# WORK REQUIRED:
Tally the lines in the listing below that contain "JSON" and report the tally alone.

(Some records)
========

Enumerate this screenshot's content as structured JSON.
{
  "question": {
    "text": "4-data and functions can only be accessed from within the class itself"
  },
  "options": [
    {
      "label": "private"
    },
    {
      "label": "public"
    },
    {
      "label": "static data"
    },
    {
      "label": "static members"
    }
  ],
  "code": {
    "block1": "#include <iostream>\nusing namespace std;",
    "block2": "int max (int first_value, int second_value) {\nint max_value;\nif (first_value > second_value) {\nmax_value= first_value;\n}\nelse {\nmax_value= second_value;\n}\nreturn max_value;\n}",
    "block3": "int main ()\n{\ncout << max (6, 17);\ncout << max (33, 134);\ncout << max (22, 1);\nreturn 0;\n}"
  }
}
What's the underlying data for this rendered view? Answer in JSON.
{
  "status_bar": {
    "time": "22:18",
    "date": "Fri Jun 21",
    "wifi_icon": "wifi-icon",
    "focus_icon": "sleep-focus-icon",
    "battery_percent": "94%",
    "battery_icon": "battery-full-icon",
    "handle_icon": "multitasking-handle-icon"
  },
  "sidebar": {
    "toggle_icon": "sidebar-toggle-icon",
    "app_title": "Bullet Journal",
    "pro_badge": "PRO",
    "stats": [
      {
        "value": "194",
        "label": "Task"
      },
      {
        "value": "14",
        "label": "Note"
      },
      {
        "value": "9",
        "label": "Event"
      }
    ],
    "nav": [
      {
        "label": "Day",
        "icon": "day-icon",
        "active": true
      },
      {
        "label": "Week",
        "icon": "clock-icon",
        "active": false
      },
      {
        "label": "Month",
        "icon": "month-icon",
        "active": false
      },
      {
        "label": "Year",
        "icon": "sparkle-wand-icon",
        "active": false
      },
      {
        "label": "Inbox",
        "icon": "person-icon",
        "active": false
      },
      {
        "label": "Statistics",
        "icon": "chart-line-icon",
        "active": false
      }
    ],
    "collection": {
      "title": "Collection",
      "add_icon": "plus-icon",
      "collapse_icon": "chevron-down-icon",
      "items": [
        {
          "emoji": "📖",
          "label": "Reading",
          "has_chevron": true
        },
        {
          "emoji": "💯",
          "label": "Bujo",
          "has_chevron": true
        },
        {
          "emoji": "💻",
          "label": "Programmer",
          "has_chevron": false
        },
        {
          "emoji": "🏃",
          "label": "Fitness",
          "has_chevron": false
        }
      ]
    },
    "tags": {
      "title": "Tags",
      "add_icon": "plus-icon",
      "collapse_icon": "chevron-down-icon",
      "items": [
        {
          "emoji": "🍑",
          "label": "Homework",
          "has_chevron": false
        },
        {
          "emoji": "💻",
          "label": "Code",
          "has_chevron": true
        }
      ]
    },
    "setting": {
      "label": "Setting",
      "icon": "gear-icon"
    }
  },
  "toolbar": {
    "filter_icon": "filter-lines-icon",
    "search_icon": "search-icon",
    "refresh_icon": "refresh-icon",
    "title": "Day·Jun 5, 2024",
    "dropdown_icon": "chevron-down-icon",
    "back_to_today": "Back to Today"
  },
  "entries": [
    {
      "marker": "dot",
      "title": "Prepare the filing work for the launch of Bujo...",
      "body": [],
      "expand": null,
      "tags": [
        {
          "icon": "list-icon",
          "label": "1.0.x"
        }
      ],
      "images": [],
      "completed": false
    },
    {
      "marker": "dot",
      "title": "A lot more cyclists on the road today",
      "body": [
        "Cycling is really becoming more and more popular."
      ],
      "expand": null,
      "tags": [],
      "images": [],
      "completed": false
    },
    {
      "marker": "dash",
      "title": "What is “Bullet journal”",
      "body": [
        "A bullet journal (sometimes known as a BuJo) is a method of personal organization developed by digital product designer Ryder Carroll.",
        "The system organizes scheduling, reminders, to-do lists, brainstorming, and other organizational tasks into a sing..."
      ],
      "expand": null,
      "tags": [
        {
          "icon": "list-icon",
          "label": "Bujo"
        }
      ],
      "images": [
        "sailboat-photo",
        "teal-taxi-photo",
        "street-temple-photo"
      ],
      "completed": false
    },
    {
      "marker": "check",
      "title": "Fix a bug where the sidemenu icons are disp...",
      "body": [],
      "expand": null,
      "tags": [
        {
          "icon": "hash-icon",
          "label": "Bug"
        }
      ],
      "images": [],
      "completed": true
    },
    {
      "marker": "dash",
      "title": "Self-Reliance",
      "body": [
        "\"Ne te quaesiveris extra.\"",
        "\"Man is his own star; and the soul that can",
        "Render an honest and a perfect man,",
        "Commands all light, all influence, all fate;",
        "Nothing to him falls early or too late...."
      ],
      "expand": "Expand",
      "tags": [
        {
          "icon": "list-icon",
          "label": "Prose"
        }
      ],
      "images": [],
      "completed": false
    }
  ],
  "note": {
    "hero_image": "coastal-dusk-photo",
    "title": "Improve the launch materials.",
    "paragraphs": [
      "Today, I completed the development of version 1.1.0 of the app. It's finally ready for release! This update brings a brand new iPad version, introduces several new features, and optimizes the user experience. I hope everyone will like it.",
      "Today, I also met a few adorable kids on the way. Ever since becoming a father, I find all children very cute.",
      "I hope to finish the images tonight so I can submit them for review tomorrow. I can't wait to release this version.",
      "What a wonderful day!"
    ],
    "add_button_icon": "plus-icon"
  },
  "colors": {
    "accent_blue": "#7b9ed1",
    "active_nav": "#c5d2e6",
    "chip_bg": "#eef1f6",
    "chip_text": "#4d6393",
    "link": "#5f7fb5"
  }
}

========

# WRITTEN SOLUTION:
2